Stored data entries
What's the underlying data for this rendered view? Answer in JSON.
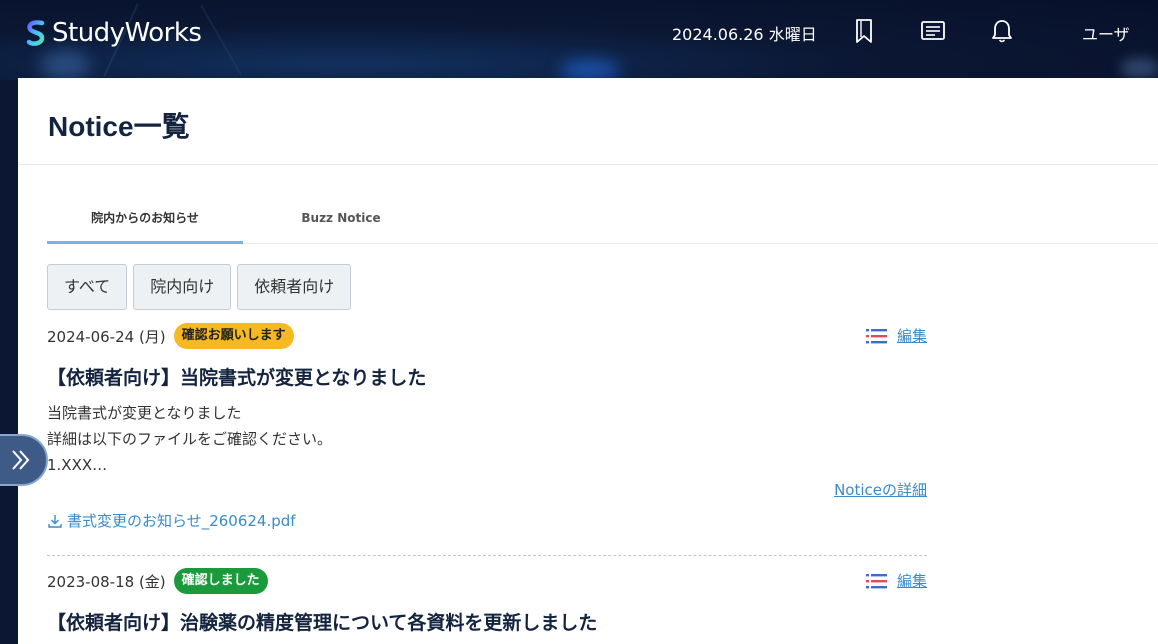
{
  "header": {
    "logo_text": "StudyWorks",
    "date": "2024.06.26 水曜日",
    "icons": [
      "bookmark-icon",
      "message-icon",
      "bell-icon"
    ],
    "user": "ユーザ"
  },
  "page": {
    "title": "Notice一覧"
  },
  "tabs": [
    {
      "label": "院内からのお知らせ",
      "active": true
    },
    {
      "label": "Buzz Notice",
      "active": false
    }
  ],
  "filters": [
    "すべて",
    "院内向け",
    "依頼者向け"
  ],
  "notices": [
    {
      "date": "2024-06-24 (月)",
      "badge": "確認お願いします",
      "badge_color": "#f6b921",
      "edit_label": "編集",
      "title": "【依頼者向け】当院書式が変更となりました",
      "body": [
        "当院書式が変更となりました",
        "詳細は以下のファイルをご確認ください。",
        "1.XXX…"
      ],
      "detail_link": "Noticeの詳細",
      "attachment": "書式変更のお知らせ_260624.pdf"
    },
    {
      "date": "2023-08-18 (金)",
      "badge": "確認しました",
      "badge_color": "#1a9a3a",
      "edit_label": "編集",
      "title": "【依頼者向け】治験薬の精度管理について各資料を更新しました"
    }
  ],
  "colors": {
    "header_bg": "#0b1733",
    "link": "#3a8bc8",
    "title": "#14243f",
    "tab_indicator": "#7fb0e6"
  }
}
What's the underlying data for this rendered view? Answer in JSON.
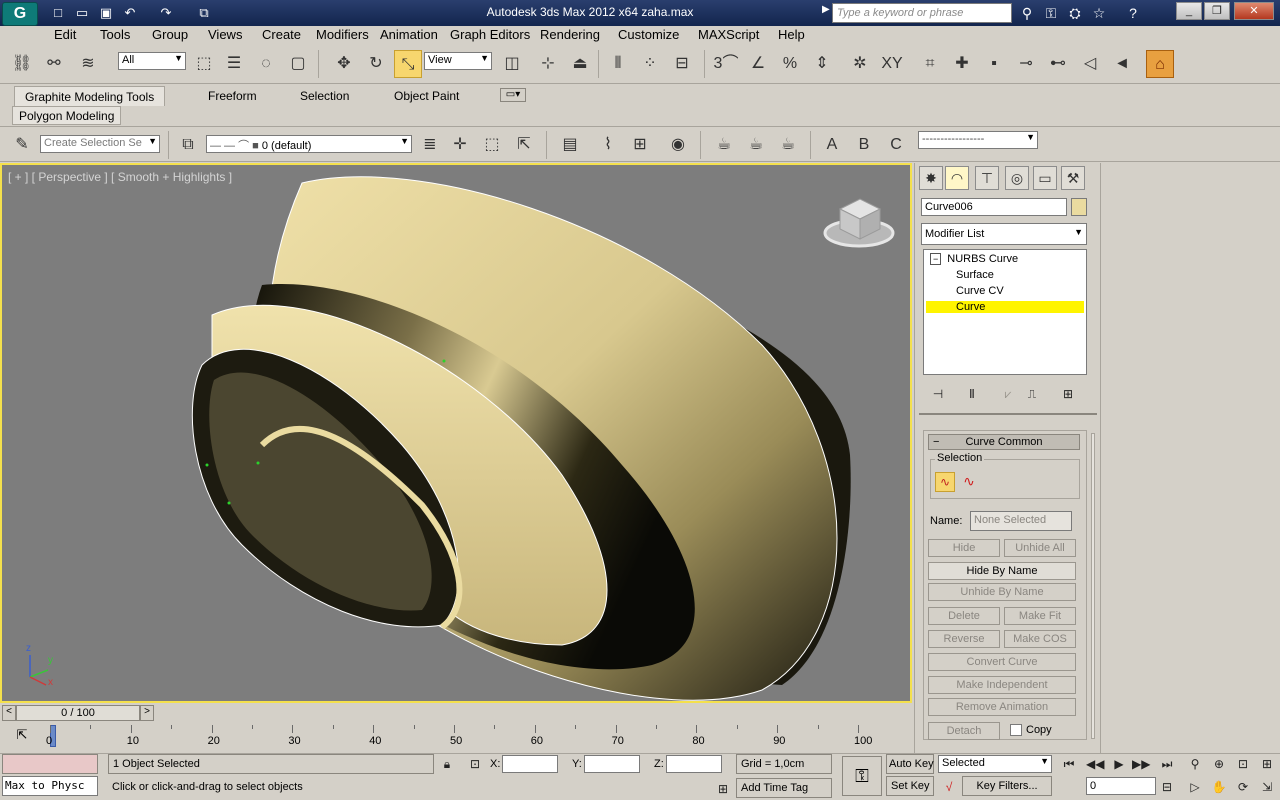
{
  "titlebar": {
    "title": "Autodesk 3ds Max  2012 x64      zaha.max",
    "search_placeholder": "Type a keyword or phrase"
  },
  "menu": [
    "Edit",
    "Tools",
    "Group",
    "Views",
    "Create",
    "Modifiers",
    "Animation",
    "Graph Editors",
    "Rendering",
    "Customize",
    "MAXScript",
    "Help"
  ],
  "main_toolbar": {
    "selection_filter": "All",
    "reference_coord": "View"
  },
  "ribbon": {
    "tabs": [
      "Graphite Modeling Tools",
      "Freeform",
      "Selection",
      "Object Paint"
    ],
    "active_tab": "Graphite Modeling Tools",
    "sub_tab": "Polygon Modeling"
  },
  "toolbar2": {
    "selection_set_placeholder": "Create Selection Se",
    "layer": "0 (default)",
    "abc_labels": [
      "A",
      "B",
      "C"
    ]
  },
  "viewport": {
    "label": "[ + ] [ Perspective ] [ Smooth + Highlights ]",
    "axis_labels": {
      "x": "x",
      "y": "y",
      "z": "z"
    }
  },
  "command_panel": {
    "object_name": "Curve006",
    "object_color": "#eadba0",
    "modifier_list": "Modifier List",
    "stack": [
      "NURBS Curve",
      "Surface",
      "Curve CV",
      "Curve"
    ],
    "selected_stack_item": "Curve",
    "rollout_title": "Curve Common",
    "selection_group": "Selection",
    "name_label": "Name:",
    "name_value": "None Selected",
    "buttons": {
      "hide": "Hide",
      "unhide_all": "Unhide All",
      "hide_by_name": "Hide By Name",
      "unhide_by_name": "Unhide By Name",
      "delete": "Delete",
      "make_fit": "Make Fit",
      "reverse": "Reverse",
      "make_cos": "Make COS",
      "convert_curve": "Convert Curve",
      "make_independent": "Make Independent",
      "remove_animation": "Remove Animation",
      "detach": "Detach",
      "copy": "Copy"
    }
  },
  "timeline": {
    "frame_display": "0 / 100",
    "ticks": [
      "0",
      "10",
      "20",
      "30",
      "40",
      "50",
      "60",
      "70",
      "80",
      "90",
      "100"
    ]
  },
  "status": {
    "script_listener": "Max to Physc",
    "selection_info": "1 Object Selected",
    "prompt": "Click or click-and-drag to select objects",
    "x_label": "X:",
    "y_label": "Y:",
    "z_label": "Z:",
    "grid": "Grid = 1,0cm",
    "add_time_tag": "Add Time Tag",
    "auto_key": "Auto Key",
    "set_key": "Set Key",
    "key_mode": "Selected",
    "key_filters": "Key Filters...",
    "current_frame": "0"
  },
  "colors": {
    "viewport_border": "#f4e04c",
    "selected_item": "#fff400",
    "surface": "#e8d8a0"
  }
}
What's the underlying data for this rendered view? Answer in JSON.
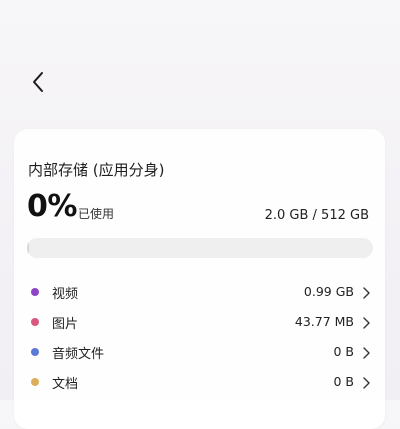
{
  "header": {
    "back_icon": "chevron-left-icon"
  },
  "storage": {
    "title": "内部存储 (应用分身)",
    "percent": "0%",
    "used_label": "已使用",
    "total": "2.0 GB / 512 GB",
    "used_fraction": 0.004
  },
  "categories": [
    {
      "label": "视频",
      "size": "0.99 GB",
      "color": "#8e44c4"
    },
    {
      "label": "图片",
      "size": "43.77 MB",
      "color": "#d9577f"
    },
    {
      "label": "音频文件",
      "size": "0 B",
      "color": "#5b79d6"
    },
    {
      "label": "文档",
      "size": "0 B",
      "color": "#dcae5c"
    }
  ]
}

**TO DO:** All records must be output exactly as they are, except for the pictures, which are left out.

**ANSWER TO THE TASK:**
What's the underlying data for this rendered view? Answer in JSON.
{
  "header": {
    "logo_text": "StudyWorks",
    "date": "2024.06.26 水曜日",
    "icons": [
      "bookmark-icon",
      "message-icon",
      "bell-icon"
    ],
    "user": "ユーザ"
  },
  "page": {
    "title": "Notice一覧"
  },
  "tabs": [
    {
      "label": "院内からのお知らせ",
      "active": true
    },
    {
      "label": "Buzz Notice",
      "active": false
    }
  ],
  "filters": [
    "すべて",
    "院内向け",
    "依頼者向け"
  ],
  "notices": [
    {
      "date": "2024-06-24 (月)",
      "badge": "確認お願いします",
      "badge_color": "#f6b921",
      "edit_label": "編集",
      "title": "【依頼者向け】当院書式が変更となりました",
      "body": [
        "当院書式が変更となりました",
        "詳細は以下のファイルをご確認ください。",
        "1.XXX…"
      ],
      "detail_link": "Noticeの詳細",
      "attachment": "書式変更のお知らせ_260624.pdf"
    },
    {
      "date": "2023-08-18 (金)",
      "badge": "確認しました",
      "badge_color": "#1a9a3a",
      "edit_label": "編集",
      "title": "【依頼者向け】治験薬の精度管理について各資料を更新しました"
    }
  ],
  "colors": {
    "header_bg": "#0b1733",
    "link": "#3a8bc8",
    "title": "#14243f",
    "tab_indicator": "#7fb0e6"
  }
}
What's the underlying data for this rendered view? Answer in JSON.
{
  "titlebar": {
    "title": "Autodesk 3ds Max  2012 x64      zaha.max",
    "search_placeholder": "Type a keyword or phrase"
  },
  "menu": [
    "Edit",
    "Tools",
    "Group",
    "Views",
    "Create",
    "Modifiers",
    "Animation",
    "Graph Editors",
    "Rendering",
    "Customize",
    "MAXScript",
    "Help"
  ],
  "main_toolbar": {
    "selection_filter": "All",
    "reference_coord": "View"
  },
  "ribbon": {
    "tabs": [
      "Graphite Modeling Tools",
      "Freeform",
      "Selection",
      "Object Paint"
    ],
    "active_tab": "Graphite Modeling Tools",
    "sub_tab": "Polygon Modeling"
  },
  "toolbar2": {
    "selection_set_placeholder": "Create Selection Se",
    "layer": "0 (default)",
    "abc_labels": [
      "A",
      "B",
      "C"
    ]
  },
  "viewport": {
    "label": "[ + ] [ Perspective ] [ Smooth + Highlights ]",
    "axis_labels": {
      "x": "x",
      "y": "y",
      "z": "z"
    }
  },
  "command_panel": {
    "object_name": "Curve006",
    "object_color": "#eadba0",
    "modifier_list": "Modifier List",
    "stack": [
      "NURBS Curve",
      "Surface",
      "Curve CV",
      "Curve"
    ],
    "selected_stack_item": "Curve",
    "rollout_title": "Curve Common",
    "selection_group": "Selection",
    "name_label": "Name:",
    "name_value": "None Selected",
    "buttons": {
      "hide": "Hide",
      "unhide_all": "Unhide All",
      "hide_by_name": "Hide By Name",
      "unhide_by_name": "Unhide By Name",
      "delete": "Delete",
      "make_fit": "Make Fit",
      "reverse": "Reverse",
      "make_cos": "Make COS",
      "convert_curve": "Convert Curve",
      "make_independent": "Make Independent",
      "remove_animation": "Remove Animation",
      "detach": "Detach",
      "copy": "Copy"
    }
  },
  "timeline": {
    "frame_display": "0 / 100",
    "ticks": [
      "0",
      "10",
      "20",
      "30",
      "40",
      "50",
      "60",
      "70",
      "80",
      "90",
      "100"
    ]
  },
  "status": {
    "script_listener": "Max to Physc",
    "selection_info": "1 Object Selected",
    "prompt": "Click or click-and-drag to select objects",
    "x_label": "X:",
    "y_label": "Y:",
    "z_label": "Z:",
    "grid": "Grid = 1,0cm",
    "add_time_tag": "Add Time Tag",
    "auto_key": "Auto Key",
    "set_key": "Set Key",
    "key_mode": "Selected",
    "key_filters": "Key Filters...",
    "current_frame": "0"
  },
  "colors": {
    "viewport_border": "#f4e04c",
    "selected_item": "#fff400",
    "surface": "#e8d8a0"
  }
}
What's the underlying data for this rendered view? Answer in JSON.
{
  "header": {
    "back_icon": "chevron-left-icon"
  },
  "storage": {
    "title": "内部存储 (应用分身)",
    "percent": "0%",
    "used_label": "已使用",
    "total": "2.0 GB / 512 GB",
    "used_fraction": 0.004
  },
  "categories": [
    {
      "label": "视频",
      "size": "0.99 GB",
      "color": "#8e44c4"
    },
    {
      "label": "图片",
      "size": "43.77 MB",
      "color": "#d9577f"
    },
    {
      "label": "音频文件",
      "size": "0 B",
      "color": "#5b79d6"
    },
    {
      "label": "文档",
      "size": "0 B",
      "color": "#dcae5c"
    }
  ]
}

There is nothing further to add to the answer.